Os médicos apontaram Lacey Spears como a culpada pela morte do filho, pois os exames do garoto acusavam um índice de sódio metabolicamente impossível no organismo dele, ainda mais para uma criança que parecia saudável. Eles afirmaram que a mulher havia envenenado o próprio filho com sal.
(Fonte: Reddit/Reprodução)
Os mandados de busca chegaram rapidamente, e os oficiais entraram na casa da mulher e se depararam com vários sacos de sal marinho e bolsas usadas para encaixar no tubo de alimentação.
Em 17 de junho de 2014, após uma investigação aprofundada, Lacey Spears foi presa.
(Fonte: Huffopost/Reprodução)
Nascida na cidade de Decatur, no Alabama, Spears sempre foi vista como uma pessoa desesperada por atenção. Quando seu filho nasceu, esse seu comportamento foi fortificado por meio de sua atividade nas redes sociais.
Apesar de não ter sido diagnosticada formalmente, foi atribuída à mulher a rara Síndrome de Munchausen por procuração, um distúrbio no qual o guardião de uma criança a faz mal de propósito apenas para ganhar simpatia e atenção para si mesmo. “Sem querer, essas mães tendem a se tornarem psicopatas”, afirmou Marc Feldman, da Universidade do Alabama, em entrevista à CBS Nova York.
═══
### Perguntas sobre o texto
a) No trecho sobre o caso Lacey Spears, em que data ela foi presa?
b) Por favor, reescreva o trecho sobre o caso Lacey Spears começando em "Em 17 de junho" e terminando em "CBS Nova York.", trocando "redes sociais" por "plataformas digitais".

### Dados fornecidos
═══
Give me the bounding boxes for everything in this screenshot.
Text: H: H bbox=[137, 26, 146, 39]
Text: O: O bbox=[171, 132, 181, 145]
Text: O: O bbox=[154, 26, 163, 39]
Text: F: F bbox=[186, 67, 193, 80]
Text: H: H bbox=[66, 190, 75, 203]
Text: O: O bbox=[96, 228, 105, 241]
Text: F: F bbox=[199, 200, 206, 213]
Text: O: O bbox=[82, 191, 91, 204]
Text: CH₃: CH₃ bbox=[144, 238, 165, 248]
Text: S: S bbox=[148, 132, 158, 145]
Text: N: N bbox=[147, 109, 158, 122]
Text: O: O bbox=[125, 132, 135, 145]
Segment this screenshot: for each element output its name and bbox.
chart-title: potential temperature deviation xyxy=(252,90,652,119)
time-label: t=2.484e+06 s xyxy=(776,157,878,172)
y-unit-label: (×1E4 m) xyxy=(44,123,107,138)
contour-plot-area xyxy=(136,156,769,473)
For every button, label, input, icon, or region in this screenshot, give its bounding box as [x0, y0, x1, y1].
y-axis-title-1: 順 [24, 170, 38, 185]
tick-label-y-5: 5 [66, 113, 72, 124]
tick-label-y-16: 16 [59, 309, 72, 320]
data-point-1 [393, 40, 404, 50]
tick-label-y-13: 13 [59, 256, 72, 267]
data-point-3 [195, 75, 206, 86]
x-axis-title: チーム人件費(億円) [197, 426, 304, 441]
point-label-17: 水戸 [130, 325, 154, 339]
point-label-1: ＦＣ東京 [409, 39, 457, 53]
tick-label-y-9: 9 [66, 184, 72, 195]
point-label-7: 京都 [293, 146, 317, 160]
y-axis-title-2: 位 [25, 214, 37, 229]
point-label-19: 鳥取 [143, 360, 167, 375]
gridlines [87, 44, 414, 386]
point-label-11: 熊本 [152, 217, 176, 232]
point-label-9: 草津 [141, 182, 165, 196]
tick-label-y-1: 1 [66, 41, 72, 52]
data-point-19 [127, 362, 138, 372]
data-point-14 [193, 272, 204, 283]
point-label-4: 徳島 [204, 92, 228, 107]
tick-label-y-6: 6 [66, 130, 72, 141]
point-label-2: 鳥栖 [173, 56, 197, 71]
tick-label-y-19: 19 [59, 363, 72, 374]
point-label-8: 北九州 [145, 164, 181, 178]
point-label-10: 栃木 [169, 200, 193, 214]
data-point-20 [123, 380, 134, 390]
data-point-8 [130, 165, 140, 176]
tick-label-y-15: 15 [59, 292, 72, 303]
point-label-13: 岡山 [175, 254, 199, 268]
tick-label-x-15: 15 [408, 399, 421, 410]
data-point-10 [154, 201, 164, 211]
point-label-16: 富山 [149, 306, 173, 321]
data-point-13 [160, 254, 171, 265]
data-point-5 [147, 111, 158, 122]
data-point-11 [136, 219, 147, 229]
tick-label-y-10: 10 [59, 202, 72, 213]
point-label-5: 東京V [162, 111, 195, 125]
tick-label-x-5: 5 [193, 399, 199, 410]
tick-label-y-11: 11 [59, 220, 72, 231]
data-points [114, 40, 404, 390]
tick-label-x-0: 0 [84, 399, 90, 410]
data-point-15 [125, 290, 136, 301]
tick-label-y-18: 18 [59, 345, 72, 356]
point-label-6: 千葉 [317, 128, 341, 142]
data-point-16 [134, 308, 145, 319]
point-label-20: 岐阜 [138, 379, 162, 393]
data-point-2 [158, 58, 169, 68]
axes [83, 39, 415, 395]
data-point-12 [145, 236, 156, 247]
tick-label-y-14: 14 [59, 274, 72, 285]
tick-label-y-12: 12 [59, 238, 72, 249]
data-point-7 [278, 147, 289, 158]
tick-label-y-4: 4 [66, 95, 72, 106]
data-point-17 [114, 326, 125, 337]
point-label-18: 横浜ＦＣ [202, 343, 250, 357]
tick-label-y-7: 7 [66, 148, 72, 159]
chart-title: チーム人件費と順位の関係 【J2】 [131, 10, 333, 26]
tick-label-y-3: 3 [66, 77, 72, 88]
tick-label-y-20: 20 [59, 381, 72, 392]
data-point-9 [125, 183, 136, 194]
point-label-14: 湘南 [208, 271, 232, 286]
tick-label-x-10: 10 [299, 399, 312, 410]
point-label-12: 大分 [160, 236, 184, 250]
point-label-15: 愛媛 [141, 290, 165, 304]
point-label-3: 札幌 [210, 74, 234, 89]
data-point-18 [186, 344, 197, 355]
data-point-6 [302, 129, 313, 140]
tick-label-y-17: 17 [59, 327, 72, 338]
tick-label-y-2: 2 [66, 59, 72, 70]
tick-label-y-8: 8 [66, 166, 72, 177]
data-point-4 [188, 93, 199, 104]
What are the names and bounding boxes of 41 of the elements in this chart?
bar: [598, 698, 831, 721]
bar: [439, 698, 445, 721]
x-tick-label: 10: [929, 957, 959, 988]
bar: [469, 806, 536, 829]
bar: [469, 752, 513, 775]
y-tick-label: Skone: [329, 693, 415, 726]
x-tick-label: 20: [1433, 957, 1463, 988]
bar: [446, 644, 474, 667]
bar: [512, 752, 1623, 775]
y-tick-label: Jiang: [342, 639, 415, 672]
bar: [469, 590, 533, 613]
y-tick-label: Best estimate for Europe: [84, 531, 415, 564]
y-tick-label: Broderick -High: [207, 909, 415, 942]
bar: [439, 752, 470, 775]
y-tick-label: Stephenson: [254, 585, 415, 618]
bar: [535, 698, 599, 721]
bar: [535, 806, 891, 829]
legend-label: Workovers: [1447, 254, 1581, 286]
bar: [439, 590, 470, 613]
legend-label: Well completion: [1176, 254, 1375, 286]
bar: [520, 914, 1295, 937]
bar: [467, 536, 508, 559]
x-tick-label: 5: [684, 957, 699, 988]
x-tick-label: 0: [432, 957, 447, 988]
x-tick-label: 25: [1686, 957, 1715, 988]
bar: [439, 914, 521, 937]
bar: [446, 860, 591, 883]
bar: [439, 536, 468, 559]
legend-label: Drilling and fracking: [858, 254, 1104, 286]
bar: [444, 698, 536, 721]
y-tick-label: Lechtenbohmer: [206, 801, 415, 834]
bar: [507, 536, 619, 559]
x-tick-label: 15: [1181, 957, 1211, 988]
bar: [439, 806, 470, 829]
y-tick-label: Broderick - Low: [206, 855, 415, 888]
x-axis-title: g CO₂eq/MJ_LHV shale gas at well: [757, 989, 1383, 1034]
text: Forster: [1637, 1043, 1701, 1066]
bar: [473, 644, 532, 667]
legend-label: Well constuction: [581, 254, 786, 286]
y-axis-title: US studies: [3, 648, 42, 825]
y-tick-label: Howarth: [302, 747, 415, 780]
═══
### Respostas
a) Em 17 de junho de 2014.

b)
Em 17 de junho de 2014, após uma investigação aprofundada, Lacey Spears foi presa.
(Fonte: Huffopost/Reprodução)
Nascida na cidade de Decatur, no Alabama, Spears sempre foi vista como uma pessoa desesperada por atenção. Quando seu filho nasceu, esse seu comportamento foi fortificado por meio de sua atividade nas plataformas digitais.
Apesar de não ter sido diagnosticada formalmente, foi atribuída à mulher a rara Síndrome de Munchausen por procuração, um distúrbio no qual o guardião de uma criança a faz mal de propósito apenas para ganhar simpatia e atenção para si mesmo. “Sem querer, essas mães tendem a se tornarem psicopatas”, afirmou Marc Feldman, da Universidade do Alabama, em entrevista à CBS Nova York.